CONSIGNA 1: Enumera los años anteriores al actual para los que la noticia indica cuántas víctimas de la violencia machista hubo hasta abril. Junto a cada año, anota esa cifra.
CONSIGNA 2: Reproduce el fragmento de la noticia que comienza con "La mujer asesinada" y continúa hasta "se registraron 27.", incluidas ambas partes.

TEXTO DE LECTURA:
##########

Las amenazas denunciadas el 10 de marzo no derivaron en medidas cautelares contra el supuesto agresor, al que también llevó a otro juzgado por otra disputa. En este caso fue por cambiar la cerradura e impedirle el acceso al domicilio conyugal, informó ayer el Tribunal Superior de Justicia de la Comunidad Valenciana. El juzgado obligó a hacerle una copia de las llaves a la fallecida.
Fue precisamente en el domicilio que ambos compartieron antes de separarse donde ocurrió el crimen. Irene vivía con sus padres en Meliana, a pocos kilómetros de Museros. El jueves por la tarde, acudió a su antigua casa -que está a la venta y donde su ex compañero convivía con una nueva pareja- para recoger unas pertenencias. Entonces, según la investigación, tras una acalorada discusión se produjo el ataque. Minutos después del asesinato, el presunto autor se presentó en casa de su vecina y confesó los hechos. Esta llamó al servicio de Emergencias. Poco después, la Policía Local llegó al lugar y detuvo al hombre. Los agentes encontraron el cadáver, que presentaba varias puñaladas, la mayor parte de las cuales estaban en el pecho. Además, se incautaron de un cuchillo que estaba junto a la víctima. De la investigación se encarga ahora la Guardia Civil. Ayer por la tarde estaba previsto que el detenido pasara a disposición judicial.
La mujer asesinada en Museros, que trabajaba en la empresa de vigilancia Iris Seyman, es la vigésimo tercera víctima de la violencia machista en España en lo que va de año y la décima en este mes -este abril es el que acumula mayor número de fallecidas desde 1999-. De todas ellas, cuatro habían presentado denuncia, según el Ministerio de Igualdad. Hasta el 30 de abril de 2009 el número de víctimas era de 12 frente a las 23 de este año. En 2008, había 24 fallecidas hasta abril, en 2007 fueron 22 y en 2006 se registraron 27.

##########

EXTRACTOS DE DATOS:
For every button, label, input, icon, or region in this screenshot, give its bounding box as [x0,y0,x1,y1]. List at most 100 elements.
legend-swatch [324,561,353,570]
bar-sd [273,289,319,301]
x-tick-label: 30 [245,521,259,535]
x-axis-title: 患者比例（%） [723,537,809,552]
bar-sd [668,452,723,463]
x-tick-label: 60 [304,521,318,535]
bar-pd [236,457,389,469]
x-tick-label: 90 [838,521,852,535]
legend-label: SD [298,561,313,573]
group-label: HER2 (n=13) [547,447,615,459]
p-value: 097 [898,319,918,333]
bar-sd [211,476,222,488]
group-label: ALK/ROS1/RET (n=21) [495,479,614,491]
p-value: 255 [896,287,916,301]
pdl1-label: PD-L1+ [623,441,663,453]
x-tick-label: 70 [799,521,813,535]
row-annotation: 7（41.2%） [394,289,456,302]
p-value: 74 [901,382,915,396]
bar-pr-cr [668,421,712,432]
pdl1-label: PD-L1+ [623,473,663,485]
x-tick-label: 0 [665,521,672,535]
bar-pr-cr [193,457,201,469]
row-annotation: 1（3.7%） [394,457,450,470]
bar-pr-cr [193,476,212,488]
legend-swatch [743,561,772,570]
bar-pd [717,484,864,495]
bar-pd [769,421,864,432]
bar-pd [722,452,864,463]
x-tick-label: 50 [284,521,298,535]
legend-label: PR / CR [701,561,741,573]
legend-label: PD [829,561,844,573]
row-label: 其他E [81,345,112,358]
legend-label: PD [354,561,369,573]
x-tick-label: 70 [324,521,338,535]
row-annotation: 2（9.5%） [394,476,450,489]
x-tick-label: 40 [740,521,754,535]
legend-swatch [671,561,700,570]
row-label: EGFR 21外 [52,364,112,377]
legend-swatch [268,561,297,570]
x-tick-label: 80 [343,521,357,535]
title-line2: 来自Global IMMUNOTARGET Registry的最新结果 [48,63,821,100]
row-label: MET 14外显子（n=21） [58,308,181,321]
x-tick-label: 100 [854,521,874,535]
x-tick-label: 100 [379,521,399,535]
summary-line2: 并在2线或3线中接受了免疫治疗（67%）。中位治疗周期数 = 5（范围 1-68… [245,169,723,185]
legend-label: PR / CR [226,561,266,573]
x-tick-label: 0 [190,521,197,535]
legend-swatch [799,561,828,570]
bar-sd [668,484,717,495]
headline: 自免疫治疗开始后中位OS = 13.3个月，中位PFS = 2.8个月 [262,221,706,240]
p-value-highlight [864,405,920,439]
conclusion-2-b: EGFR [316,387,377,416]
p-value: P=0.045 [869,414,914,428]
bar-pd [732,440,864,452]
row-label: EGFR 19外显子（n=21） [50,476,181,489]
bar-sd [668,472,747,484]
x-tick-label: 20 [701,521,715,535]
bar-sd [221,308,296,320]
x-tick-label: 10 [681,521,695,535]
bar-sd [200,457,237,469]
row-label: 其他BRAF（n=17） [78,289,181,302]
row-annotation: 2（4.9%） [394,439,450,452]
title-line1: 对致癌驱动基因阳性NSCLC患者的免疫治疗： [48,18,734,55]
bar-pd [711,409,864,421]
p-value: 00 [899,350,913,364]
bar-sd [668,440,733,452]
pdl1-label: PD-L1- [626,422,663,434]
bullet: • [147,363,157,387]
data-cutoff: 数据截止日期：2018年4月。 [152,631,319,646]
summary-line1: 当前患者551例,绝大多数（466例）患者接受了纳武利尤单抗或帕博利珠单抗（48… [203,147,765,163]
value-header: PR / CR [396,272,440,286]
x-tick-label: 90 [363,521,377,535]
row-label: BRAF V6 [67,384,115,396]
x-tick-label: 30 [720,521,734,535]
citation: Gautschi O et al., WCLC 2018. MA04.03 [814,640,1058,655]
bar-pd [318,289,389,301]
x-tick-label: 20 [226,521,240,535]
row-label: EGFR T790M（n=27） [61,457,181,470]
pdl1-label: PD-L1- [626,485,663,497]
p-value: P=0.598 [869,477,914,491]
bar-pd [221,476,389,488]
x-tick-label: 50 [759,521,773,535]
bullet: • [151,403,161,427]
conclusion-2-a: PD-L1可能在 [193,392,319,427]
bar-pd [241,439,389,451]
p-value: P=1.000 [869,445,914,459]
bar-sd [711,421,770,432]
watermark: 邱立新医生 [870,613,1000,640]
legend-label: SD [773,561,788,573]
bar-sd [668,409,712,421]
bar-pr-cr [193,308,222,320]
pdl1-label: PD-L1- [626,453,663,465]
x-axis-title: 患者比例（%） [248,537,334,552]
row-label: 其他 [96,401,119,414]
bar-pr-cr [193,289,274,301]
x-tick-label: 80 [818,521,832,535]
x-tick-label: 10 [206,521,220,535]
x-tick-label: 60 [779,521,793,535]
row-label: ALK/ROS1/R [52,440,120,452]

##########

SOLUCIÓN 1:
2009: 12
2008: 24
2007: 22
2006: 27

SOLUCIÓN 2:
La mujer asesinada en Museros, que trabajaba en la empresa de vigilancia Iris Seyman, es la vigésimo tercera víctima de la violencia machista en España en lo que va de año y la décima en este mes -este abril es el que acumula mayor número de fallecidas desde 1999-. De todas ellas, cuatro habían presentado denuncia, según el Ministerio de Igualdad. Hasta el 30 de abril de 2009 el número de víctimas era de 12 frente a las 23 de este año. En 2008, había 24 fallecidas hasta abril, en 2007 fueron 22 y en 2006 se registraron 27.